**Extracted data**
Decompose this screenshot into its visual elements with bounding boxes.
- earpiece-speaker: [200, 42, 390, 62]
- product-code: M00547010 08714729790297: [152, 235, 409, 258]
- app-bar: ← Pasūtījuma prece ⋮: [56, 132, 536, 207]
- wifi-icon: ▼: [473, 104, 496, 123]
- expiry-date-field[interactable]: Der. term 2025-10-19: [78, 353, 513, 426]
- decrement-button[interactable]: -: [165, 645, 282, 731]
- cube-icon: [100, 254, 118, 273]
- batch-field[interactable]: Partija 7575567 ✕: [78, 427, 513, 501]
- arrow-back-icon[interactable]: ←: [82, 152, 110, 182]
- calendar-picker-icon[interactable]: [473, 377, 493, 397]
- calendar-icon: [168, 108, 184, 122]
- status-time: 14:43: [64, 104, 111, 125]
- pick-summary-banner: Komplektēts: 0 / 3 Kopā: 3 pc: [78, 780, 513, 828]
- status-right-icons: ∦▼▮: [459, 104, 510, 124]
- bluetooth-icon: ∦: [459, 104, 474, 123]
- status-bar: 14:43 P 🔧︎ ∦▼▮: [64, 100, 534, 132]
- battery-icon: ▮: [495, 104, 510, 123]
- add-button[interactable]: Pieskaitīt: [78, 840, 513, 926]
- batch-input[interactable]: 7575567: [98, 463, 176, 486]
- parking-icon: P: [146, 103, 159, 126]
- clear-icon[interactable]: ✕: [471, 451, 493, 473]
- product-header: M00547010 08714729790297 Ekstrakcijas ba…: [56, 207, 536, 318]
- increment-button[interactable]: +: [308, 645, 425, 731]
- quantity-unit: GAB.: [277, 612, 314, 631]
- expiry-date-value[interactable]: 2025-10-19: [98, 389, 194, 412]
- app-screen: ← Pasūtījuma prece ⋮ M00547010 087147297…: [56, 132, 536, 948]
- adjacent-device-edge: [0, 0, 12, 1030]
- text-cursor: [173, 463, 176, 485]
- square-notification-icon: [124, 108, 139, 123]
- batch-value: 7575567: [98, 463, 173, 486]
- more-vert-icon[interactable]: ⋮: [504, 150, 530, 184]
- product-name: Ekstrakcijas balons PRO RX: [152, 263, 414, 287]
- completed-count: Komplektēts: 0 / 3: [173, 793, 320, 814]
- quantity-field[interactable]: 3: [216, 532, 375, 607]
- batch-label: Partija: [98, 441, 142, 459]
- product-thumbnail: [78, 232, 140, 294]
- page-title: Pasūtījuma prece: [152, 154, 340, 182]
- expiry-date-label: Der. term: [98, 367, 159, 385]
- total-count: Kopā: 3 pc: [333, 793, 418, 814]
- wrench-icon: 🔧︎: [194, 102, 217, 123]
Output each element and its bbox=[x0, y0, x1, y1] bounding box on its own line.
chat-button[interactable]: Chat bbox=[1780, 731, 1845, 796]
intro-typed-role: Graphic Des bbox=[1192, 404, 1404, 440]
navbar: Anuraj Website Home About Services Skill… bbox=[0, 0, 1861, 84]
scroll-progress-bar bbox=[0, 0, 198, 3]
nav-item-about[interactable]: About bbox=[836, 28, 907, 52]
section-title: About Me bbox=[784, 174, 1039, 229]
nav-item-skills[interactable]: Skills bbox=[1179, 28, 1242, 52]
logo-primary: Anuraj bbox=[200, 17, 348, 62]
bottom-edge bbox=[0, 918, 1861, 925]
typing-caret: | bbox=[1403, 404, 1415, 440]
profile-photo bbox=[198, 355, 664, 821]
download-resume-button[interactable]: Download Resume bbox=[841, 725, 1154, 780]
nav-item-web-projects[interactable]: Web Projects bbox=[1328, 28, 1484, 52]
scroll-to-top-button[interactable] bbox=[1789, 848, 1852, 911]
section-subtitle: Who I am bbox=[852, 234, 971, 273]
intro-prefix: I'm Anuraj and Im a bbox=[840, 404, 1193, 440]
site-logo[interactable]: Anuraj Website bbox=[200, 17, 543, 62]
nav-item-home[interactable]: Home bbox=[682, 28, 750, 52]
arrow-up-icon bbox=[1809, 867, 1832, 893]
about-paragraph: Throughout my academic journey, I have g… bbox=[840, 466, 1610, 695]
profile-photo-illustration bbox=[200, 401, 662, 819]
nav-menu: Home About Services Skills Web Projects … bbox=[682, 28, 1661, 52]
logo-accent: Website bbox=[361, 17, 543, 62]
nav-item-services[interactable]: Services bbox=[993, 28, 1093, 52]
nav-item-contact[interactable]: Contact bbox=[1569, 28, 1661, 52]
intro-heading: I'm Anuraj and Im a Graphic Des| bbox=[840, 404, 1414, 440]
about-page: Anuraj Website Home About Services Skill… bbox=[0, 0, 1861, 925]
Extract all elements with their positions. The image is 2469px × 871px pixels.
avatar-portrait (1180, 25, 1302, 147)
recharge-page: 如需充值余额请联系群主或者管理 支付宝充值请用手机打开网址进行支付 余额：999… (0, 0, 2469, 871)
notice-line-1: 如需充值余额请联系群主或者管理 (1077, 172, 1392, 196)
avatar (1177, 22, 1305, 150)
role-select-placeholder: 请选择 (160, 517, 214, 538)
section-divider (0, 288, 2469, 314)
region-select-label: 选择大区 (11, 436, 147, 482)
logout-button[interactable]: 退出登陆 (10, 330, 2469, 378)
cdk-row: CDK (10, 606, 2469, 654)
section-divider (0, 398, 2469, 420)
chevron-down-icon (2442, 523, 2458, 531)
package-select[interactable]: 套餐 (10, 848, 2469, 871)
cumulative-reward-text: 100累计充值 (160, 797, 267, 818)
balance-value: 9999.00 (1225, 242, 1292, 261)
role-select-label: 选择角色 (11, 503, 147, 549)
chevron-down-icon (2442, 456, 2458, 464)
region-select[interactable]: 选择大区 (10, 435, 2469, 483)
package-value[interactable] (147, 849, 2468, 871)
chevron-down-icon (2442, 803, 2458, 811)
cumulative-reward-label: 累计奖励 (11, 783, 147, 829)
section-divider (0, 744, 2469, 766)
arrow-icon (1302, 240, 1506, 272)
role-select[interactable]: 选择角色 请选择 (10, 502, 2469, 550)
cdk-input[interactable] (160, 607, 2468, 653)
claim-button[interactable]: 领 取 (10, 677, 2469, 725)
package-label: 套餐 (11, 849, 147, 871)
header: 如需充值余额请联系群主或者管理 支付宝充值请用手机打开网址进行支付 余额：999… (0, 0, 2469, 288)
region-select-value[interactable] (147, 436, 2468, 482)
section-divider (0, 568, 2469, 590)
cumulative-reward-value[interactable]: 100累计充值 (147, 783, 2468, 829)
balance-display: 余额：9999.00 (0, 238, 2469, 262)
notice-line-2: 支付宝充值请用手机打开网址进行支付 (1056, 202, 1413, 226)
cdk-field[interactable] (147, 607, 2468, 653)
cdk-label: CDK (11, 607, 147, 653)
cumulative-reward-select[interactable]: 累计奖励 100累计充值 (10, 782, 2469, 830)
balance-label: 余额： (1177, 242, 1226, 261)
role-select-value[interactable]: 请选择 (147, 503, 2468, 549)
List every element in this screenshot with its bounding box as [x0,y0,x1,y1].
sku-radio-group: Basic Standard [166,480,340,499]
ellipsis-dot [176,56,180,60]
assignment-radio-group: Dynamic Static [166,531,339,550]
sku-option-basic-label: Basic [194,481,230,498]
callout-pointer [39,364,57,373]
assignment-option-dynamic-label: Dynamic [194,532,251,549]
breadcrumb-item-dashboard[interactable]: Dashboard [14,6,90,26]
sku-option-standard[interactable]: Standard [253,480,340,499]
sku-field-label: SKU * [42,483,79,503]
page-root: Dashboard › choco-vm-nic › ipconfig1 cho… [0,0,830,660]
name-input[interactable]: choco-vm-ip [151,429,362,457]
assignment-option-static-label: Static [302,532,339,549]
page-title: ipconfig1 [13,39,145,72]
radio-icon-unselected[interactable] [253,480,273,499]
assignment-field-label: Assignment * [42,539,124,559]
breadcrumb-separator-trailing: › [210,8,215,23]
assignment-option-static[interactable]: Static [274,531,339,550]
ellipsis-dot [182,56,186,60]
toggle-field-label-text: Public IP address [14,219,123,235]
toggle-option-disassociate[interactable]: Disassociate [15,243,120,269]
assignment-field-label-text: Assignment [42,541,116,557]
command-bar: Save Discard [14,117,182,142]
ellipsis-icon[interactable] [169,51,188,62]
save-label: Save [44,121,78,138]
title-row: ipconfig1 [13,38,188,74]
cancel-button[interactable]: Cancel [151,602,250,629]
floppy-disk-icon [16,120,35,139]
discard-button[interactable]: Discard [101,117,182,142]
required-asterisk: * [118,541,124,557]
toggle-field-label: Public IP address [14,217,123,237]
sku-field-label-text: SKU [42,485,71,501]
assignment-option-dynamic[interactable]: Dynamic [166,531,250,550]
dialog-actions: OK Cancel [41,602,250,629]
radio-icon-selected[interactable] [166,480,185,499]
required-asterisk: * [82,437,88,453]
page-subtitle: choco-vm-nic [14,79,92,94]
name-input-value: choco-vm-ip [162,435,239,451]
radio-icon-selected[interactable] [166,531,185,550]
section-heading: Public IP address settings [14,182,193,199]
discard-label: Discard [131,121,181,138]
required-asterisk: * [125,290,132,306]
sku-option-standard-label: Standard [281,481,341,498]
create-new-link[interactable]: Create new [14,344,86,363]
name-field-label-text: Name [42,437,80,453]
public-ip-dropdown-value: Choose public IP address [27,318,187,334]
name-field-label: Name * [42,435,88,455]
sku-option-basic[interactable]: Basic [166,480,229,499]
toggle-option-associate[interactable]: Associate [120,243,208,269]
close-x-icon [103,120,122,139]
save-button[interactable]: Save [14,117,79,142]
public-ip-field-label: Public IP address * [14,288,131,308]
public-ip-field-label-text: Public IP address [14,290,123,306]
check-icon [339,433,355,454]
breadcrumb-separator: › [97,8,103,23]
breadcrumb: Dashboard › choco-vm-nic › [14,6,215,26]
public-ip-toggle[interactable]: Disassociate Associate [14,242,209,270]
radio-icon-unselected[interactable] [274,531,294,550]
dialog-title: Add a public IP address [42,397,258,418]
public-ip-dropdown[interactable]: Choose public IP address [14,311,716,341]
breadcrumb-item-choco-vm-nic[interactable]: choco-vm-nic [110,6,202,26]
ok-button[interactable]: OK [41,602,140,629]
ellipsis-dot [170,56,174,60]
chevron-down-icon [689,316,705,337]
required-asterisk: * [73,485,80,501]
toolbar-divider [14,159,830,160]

**The request**
Print the records from their first line through the line that contains "389, 194, 412]", both ends included. Reproduce each line without any change.

**Exercise solution**
Decompose this screenshot into its visual elements with bounding boxes.
- earpiece-speaker: [200, 42, 390, 62]
- product-code: M00547010 08714729790297: [152, 235, 409, 258]
- app-bar: ← Pasūtījuma prece ⋮: [56, 132, 536, 207]
- wifi-icon: ▼: [473, 104, 496, 123]
- expiry-date-field[interactable]: Der. term 2025-10-19: [78, 353, 513, 426]
- decrement-button[interactable]: -: [165, 645, 282, 731]
- cube-icon: [100, 254, 118, 273]
- batch-field[interactable]: Partija 7575567 ✕: [78, 427, 513, 501]
- arrow-back-icon[interactable]: ←: [82, 152, 110, 182]
- calendar-picker-icon[interactable]: [473, 377, 493, 397]
- calendar-icon: [168, 108, 184, 122]
- status-time: 14:43: [64, 104, 111, 125]
- pick-summary-banner: Komplektēts: 0 / 3 Kopā: 3 pc: [78, 780, 513, 828]
- status-right-icons: ∦▼▮: [459, 104, 510, 124]
- bluetooth-icon: ∦: [459, 104, 474, 123]
- status-bar: 14:43 P 🔧︎ ∦▼▮: [64, 100, 534, 132]
- battery-icon: ▮: [495, 104, 510, 123]
- add-button[interactable]: Pieskaitīt: [78, 840, 513, 926]
- batch-input[interactable]: 7575567: [98, 463, 176, 486]
- parking-icon: P: [146, 103, 159, 126]
- clear-icon[interactable]: ✕: [471, 451, 493, 473]
- product-header: M00547010 08714729790297 Ekstrakcijas ba…: [56, 207, 536, 318]
- increment-button[interactable]: +: [308, 645, 425, 731]
- quantity-unit: GAB.: [277, 612, 314, 631]
- expiry-date-value[interactable]: 2025-10-19: [98, 389, 194, 412]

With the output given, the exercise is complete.